Copy exactly the last part of the entries, starting from the line with "What text is on this page?" and including the final line.

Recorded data
--- BEGIN ---
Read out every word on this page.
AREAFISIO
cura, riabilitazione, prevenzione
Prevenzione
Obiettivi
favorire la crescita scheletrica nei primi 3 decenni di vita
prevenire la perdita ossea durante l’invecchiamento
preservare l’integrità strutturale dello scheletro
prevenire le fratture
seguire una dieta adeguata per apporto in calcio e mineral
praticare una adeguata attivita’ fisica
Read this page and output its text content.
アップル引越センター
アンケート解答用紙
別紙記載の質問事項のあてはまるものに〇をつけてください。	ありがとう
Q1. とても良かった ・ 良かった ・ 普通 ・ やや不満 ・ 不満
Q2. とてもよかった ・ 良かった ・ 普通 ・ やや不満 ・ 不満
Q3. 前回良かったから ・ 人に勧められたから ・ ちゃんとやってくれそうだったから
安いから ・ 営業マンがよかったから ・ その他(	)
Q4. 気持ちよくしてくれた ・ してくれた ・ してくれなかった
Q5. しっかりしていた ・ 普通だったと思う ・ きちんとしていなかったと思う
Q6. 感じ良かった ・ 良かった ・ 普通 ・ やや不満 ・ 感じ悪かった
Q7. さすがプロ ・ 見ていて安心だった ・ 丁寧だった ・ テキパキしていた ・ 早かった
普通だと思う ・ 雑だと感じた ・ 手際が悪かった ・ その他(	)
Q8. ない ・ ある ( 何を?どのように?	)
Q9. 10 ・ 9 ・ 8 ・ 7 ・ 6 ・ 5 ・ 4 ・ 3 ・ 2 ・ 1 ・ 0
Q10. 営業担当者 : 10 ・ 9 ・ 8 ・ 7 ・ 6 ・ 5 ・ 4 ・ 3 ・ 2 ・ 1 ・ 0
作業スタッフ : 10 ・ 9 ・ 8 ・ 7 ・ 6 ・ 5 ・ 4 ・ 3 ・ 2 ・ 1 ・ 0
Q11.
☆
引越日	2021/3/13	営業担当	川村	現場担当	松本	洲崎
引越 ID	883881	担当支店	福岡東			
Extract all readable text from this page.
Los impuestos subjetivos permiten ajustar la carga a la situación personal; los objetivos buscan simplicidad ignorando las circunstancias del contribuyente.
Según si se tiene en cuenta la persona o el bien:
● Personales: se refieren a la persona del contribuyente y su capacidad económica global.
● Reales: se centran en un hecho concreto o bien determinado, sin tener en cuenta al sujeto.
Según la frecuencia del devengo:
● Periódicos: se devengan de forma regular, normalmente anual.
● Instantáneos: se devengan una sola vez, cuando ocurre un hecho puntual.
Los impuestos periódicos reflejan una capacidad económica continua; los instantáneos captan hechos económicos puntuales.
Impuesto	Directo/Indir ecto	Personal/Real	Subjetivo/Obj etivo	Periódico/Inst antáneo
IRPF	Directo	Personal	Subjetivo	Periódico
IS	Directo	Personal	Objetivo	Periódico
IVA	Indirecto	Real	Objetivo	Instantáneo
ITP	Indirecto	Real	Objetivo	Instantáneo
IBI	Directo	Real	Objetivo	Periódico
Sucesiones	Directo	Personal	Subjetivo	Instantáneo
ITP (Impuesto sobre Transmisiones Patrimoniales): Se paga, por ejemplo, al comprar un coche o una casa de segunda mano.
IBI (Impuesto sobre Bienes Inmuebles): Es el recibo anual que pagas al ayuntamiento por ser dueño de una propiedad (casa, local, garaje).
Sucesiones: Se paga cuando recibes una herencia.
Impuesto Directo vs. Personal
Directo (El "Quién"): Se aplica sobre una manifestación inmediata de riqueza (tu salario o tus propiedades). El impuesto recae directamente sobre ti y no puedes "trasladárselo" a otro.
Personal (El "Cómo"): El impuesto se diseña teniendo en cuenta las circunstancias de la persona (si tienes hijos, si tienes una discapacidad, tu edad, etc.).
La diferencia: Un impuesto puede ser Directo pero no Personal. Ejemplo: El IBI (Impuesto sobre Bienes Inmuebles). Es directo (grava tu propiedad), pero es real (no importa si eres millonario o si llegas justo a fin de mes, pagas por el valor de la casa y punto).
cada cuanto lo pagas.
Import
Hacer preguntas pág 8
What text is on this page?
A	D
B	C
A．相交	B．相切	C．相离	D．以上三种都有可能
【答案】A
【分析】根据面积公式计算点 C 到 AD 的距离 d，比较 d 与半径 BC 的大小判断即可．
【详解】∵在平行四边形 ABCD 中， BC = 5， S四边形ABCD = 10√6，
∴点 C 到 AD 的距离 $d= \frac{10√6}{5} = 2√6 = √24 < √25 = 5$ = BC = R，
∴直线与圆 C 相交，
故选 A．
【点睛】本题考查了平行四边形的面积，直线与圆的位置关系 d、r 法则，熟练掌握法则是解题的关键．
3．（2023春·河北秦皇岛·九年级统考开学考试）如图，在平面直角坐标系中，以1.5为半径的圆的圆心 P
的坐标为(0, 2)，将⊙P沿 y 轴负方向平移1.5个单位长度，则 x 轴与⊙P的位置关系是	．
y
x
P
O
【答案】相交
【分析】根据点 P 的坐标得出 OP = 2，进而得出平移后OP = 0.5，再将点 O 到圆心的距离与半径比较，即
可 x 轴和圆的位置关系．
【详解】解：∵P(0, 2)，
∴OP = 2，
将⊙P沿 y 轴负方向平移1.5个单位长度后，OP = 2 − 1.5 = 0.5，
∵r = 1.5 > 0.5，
--- END ---
— Written solution —
What text is on this page?
A	D
B	C
A．相交	B．相切	C．相离	D．以上三种都有可能
【答案】A
【分析】根据面积公式计算点 C 到 AD 的距离 d，比较 d 与半径 BC 的大小判断即可．
【详解】∵在平行四边形 ABCD 中， BC = 5， S四边形ABCD = 10√6，
∴点 C 到 AD 的距离 $d= \frac{10√6}{5} = 2√6 = √24 < √25 = 5$ = BC = R，
∴直线与圆 C 相交，
故选 A．
【点睛】本题考查了平行四边形的面积，直线与圆的位置关系 d、r 法则，熟练掌握法则是解题的关键．
3．（2023春·河北秦皇岛·九年级统考开学考试）如图，在平面直角坐标系中，以1.5为半径的圆的圆心 P
的坐标为(0, 2)，将⊙P沿 y 轴负方向平移1.5个单位长度，则 x 轴与⊙P的位置关系是	．
y
x
P
O
【答案】相交
【分析】根据点 P 的坐标得出 OP = 2，进而得出平移后OP = 0.5，再将点 O 到圆心的距离与半径比较，即
可 x 轴和圆的位置关系．
【详解】解：∵P(0, 2)，
∴OP = 2，
将⊙P沿 y 轴负方向平移1.5个单位长度后，OP = 2 − 1.5 = 0.5，
∵r = 1.5 > 0.5，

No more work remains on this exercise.